▶ Exercise: Reproduce all entries precisely, down to the last character.

▶ Dataset excerpts:
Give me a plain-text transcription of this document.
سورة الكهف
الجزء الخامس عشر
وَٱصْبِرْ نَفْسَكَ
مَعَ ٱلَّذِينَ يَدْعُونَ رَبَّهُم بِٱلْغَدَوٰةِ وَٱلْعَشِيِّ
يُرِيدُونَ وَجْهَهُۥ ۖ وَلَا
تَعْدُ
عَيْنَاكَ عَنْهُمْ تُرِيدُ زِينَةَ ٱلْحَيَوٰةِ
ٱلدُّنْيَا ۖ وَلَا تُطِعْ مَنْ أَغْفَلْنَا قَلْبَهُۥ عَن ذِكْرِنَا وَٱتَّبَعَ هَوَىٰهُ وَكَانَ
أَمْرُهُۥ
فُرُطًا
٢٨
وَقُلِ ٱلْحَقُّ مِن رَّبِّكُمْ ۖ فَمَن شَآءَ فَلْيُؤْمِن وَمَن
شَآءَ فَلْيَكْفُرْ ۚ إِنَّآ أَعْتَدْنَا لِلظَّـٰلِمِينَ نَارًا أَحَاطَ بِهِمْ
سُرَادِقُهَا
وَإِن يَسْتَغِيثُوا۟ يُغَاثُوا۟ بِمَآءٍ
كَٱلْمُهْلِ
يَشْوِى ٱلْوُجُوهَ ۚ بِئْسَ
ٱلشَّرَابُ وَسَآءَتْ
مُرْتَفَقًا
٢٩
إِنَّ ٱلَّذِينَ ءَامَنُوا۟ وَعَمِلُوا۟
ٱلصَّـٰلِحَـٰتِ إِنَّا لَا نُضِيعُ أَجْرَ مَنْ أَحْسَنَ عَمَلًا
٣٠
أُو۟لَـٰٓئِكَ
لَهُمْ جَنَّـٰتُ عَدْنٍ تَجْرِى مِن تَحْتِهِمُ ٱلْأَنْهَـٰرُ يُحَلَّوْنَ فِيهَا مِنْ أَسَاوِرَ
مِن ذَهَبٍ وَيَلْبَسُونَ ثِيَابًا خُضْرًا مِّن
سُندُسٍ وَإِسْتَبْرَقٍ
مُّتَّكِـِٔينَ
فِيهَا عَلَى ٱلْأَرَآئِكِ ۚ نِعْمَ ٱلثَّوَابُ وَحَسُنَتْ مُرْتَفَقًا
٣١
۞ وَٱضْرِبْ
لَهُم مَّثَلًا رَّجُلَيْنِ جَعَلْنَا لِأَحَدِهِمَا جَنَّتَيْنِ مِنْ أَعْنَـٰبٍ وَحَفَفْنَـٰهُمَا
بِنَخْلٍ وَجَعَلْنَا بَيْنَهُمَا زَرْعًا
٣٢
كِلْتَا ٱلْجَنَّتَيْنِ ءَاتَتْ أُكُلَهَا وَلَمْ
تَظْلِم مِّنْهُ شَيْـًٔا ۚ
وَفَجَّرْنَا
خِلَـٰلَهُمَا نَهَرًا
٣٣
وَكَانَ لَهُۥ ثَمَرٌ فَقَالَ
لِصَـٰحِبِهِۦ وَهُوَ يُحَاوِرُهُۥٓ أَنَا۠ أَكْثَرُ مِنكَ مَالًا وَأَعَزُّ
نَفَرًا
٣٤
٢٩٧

▶ Output of the exercise:
Give me a plain-text transcription of this document.
سورة الكهف
الجزء الخامس عشر
وَٱصْبِرْ نَفْسَكَ
مَعَ ٱلَّذِينَ يَدْعُونَ رَبَّهُم بِٱلْغَدَوٰةِ وَٱلْعَشِيِّ
يُرِيدُونَ وَجْهَهُۥ ۖ وَلَا
تَعْدُ
عَيْنَاكَ عَنْهُمْ تُرِيدُ زِينَةَ ٱلْحَيَوٰةِ
ٱلدُّنْيَا ۖ وَلَا تُطِعْ مَنْ أَغْفَلْنَا قَلْبَهُۥ عَن ذِكْرِنَا وَٱتَّبَعَ هَوَىٰهُ وَكَانَ
أَمْرُهُۥ
فُرُطًا
٢٨
وَقُلِ ٱلْحَقُّ مِن رَّبِّكُمْ ۖ فَمَن شَآءَ فَلْيُؤْمِن وَمَن
شَآءَ فَلْيَكْفُرْ ۚ إِنَّآ أَعْتَدْنَا لِلظَّـٰلِمِينَ نَارًا أَحَاطَ بِهِمْ
سُرَادِقُهَا
وَإِن يَسْتَغِيثُوا۟ يُغَاثُوا۟ بِمَآءٍ
كَٱلْمُهْلِ
يَشْوِى ٱلْوُجُوهَ ۚ بِئْسَ
ٱلشَّرَابُ وَسَآءَتْ
مُرْتَفَقًا
٢٩
إِنَّ ٱلَّذِينَ ءَامَنُوا۟ وَعَمِلُوا۟
ٱلصَّـٰلِحَـٰتِ إِنَّا لَا نُضِيعُ أَجْرَ مَنْ أَحْسَنَ عَمَلًا
٣٠
أُو۟لَـٰٓئِكَ
لَهُمْ جَنَّـٰتُ عَدْنٍ تَجْرِى مِن تَحْتِهِمُ ٱلْأَنْهَـٰرُ يُحَلَّوْنَ فِيهَا مِنْ أَسَاوِرَ
مِن ذَهَبٍ وَيَلْبَسُونَ ثِيَابًا خُضْرًا مِّن
سُندُسٍ وَإِسْتَبْرَقٍ
مُّتَّكِـِٔينَ
فِيهَا عَلَى ٱلْأَرَآئِكِ ۚ نِعْمَ ٱلثَّوَابُ وَحَسُنَتْ مُرْتَفَقًا
٣١
۞ وَٱضْرِبْ
لَهُم مَّثَلًا رَّجُلَيْنِ جَعَلْنَا لِأَحَدِهِمَا جَنَّتَيْنِ مِنْ أَعْنَـٰبٍ وَحَفَفْنَـٰهُمَا
بِنَخْلٍ وَجَعَلْنَا بَيْنَهُمَا زَرْعًا
٣٢
كِلْتَا ٱلْجَنَّتَيْنِ ءَاتَتْ أُكُلَهَا وَلَمْ
تَظْلِم مِّنْهُ شَيْـًٔا ۚ
وَفَجَّرْنَا
خِلَـٰلَهُمَا نَهَرًا
٣٣
وَكَانَ لَهُۥ ثَمَرٌ فَقَالَ
لِصَـٰحِبِهِۦ وَهُوَ يُحَاوِرُهُۥٓ أَنَا۠ أَكْثَرُ مِنكَ مَالًا وَأَعَزُّ
نَفَرًا
٣٤
٢٩٧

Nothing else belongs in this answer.